**PROBLEM**
Give every line below again, exactly.

**RECORDS FOR THE EXERCISE**

--

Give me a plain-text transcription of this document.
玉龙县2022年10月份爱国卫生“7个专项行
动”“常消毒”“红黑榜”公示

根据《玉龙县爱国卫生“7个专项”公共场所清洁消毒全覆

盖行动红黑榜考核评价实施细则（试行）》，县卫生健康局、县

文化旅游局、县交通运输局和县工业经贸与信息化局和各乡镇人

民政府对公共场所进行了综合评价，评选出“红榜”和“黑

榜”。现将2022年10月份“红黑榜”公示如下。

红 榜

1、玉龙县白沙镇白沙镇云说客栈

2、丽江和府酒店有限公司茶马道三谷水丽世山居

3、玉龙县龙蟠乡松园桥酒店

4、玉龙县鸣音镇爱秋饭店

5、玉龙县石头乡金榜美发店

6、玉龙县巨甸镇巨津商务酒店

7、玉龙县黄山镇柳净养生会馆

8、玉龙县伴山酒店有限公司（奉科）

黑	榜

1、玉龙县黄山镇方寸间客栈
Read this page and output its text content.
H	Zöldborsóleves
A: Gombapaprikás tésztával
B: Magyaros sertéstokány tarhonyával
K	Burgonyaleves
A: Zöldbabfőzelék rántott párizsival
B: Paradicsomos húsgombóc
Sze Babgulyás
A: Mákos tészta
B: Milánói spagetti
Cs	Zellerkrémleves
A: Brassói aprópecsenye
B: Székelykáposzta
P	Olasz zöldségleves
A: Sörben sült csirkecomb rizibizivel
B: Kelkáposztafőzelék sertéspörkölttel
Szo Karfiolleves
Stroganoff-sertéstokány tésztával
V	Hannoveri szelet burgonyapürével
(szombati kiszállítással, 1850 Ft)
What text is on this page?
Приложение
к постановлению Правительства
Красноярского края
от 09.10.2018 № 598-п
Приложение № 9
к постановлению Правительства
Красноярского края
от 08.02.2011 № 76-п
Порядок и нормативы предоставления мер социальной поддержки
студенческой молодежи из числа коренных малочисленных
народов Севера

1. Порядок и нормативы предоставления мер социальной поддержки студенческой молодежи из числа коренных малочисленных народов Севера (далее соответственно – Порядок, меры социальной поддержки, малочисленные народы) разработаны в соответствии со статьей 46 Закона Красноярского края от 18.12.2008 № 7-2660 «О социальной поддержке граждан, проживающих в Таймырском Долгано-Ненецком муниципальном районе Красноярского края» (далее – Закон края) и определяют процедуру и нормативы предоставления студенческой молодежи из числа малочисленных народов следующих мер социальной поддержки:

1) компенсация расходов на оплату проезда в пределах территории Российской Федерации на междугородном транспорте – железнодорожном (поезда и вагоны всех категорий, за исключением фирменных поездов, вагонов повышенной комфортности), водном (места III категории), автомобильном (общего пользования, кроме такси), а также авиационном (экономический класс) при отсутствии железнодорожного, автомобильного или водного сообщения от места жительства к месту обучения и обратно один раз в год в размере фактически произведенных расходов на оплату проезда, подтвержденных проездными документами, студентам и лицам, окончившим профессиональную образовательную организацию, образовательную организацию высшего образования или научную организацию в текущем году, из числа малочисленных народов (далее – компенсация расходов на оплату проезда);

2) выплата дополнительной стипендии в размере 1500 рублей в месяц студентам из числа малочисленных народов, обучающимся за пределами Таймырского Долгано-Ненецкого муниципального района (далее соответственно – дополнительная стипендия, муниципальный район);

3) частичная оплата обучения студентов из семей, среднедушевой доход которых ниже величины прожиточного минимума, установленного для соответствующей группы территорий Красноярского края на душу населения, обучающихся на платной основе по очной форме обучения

--

**THE OUTPUT**
Give me a plain-text transcription of this document.
玉龙县2022年10月份爱国卫生“7个专项行
动”“常消毒”“红黑榜”公示

根据《玉龙县爱国卫生“7个专项”公共场所清洁消毒全覆

盖行动红黑榜考核评价实施细则（试行）》，县卫生健康局、县

文化旅游局、县交通运输局和县工业经贸与信息化局和各乡镇人

民政府对公共场所进行了综合评价，评选出“红榜”和“黑

榜”。现将2022年10月份“红黑榜”公示如下。

红 榜

1、玉龙县白沙镇白沙镇云说客栈

2、丽江和府酒店有限公司茶马道三谷水丽世山居

3、玉龙县龙蟠乡松园桥酒店

4、玉龙县鸣音镇爱秋饭店

5、玉龙县石头乡金榜美发店

6、玉龙县巨甸镇巨津商务酒店

7、玉龙县黄山镇柳净养生会馆

8、玉龙县伴山酒店有限公司（奉科）

黑	榜

1、玉龙县黄山镇方寸间客栈
Read this page and output its text content.
H	Zöldborsóleves
A: Gombapaprikás tésztával
B: Magyaros sertéstokány tarhonyával
K	Burgonyaleves
A: Zöldbabfőzelék rántott párizsival
B: Paradicsomos húsgombóc
Sze Babgulyás
A: Mákos tészta
B: Milánói spagetti
Cs	Zellerkrémleves
A: Brassói aprópecsenye
B: Székelykáposzta
P	Olasz zöldségleves
A: Sörben sült csirkecomb rizibizivel
B: Kelkáposztafőzelék sertéspörkölttel
Szo Karfiolleves
Stroganoff-sertéstokány tésztával
V	Hannoveri szelet burgonyapürével
(szombati kiszállítással, 1850 Ft)
What text is on this page?
Приложение
к постановлению Правительства
Красноярского края
от 09.10.2018 № 598-п
Приложение № 9
к постановлению Правительства
Красноярского края
от 08.02.2011 № 76-п
Порядок и нормативы предоставления мер социальной поддержки
студенческой молодежи из числа коренных малочисленных
народов Севера

1. Порядок и нормативы предоставления мер социальной поддержки студенческой молодежи из числа коренных малочисленных народов Севера (далее соответственно – Порядок, меры социальной поддержки, малочисленные народы) разработаны в соответствии со статьей 46 Закона Красноярского края от 18.12.2008 № 7-2660 «О социальной поддержке граждан, проживающих в Таймырском Долгано-Ненецком муниципальном районе Красноярского края» (далее – Закон края) и определяют процедуру и нормативы предоставления студенческой молодежи из числа малочисленных народов следующих мер социальной поддержки:

1) компенсация расходов на оплату проезда в пределах территории Российской Федерации на междугородном транспорте – железнодорожном (поезда и вагоны всех категорий, за исключением фирменных поездов, вагонов повышенной комфортности), водном (места III категории), автомобильном (общего пользования, кроме такси), а также авиационном (экономический класс) при отсутствии железнодорожного, автомобильного или водного сообщения от места жительства к месту обучения и обратно один раз в год в размере фактически произведенных расходов на оплату проезда, подтвержденных проездными документами, студентам и лицам, окончившим профессиональную образовательную организацию, образовательную организацию высшего образования или научную организацию в текущем году, из числа малочисленных народов (далее – компенсация расходов на оплату проезда);

2) выплата дополнительной стипендии в размере 1500 рублей в месяц студентам из числа малочисленных народов, обучающимся за пределами Таймырского Долгано-Ненецкого муниципального района (далее соответственно – дополнительная стипендия, муниципальный район);

3) частичная оплата обучения студентов из семей, среднедушевой доход которых ниже величины прожиточного минимума, установленного для соответствующей группы территорий Красноярского края на душу населения, обучающихся на платной основе по очной форме обучения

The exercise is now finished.